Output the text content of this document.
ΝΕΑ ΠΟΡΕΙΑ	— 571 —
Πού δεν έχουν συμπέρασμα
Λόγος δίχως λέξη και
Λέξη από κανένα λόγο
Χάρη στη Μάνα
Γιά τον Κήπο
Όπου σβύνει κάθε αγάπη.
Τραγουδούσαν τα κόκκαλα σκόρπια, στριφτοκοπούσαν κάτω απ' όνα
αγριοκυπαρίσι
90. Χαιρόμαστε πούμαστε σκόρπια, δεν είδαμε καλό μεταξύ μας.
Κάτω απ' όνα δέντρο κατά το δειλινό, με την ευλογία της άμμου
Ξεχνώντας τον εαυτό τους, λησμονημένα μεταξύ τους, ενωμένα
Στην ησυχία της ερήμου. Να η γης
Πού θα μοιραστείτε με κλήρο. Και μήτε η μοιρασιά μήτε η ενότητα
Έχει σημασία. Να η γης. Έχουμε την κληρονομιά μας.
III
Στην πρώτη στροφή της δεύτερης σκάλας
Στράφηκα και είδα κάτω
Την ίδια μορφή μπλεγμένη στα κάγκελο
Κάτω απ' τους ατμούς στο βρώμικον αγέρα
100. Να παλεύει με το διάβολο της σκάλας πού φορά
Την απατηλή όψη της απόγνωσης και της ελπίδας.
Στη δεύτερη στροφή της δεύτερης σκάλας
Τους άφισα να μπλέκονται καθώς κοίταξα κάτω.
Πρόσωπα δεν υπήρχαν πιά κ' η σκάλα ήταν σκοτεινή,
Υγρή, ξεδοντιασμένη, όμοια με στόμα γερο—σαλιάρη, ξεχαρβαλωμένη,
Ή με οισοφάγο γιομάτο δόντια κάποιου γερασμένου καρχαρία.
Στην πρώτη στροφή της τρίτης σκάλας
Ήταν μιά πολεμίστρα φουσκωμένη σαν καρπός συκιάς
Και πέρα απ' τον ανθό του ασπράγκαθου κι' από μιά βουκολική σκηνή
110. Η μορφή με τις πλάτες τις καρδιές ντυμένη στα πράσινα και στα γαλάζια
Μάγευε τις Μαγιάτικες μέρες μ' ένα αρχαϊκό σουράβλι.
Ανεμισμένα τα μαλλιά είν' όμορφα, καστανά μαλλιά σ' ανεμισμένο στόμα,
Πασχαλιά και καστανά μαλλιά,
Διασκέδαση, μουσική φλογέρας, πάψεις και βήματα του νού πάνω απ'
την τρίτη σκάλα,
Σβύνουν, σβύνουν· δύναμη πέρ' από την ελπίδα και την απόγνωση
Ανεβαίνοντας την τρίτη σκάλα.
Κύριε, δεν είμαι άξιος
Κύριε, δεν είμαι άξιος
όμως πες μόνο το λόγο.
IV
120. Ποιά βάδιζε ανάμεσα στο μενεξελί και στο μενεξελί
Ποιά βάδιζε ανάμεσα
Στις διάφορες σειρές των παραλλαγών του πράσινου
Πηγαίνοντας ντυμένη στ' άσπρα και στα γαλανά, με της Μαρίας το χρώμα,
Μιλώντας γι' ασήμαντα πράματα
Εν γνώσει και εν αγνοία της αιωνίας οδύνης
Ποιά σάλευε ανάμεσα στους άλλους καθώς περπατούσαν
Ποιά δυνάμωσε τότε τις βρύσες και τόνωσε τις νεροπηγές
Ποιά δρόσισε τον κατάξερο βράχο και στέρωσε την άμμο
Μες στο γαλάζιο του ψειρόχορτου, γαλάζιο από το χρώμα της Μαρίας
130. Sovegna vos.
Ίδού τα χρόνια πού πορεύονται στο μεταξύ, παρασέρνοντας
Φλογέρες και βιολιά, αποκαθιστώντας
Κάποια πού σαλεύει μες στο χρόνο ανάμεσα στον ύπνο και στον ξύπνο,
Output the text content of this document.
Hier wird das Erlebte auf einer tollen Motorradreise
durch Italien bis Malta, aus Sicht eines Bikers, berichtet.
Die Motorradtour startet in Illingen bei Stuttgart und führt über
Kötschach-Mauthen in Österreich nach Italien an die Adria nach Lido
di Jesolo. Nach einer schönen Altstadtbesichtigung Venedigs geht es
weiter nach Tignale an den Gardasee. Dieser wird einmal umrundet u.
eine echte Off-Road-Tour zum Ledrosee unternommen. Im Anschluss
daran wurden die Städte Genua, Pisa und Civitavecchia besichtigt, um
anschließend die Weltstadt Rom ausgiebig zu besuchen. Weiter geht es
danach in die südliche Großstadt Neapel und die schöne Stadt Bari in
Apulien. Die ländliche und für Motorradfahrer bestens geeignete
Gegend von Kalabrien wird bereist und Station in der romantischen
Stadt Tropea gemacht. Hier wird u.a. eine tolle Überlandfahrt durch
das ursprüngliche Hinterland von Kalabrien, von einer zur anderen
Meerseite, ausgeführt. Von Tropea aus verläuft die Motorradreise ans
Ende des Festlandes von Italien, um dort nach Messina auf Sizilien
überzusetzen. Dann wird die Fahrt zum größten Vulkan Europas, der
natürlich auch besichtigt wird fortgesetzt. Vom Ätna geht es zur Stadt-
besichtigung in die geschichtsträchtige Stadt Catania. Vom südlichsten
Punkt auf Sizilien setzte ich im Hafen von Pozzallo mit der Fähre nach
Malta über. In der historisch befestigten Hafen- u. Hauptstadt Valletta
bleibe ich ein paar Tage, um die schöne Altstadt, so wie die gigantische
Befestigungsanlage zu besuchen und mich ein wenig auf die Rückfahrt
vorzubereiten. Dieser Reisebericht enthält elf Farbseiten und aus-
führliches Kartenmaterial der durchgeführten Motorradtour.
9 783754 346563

*-*-*

Work instructions | Give the number of lines in the listing above that hold the string "Dieser", with nothing else.

Solved problem | 2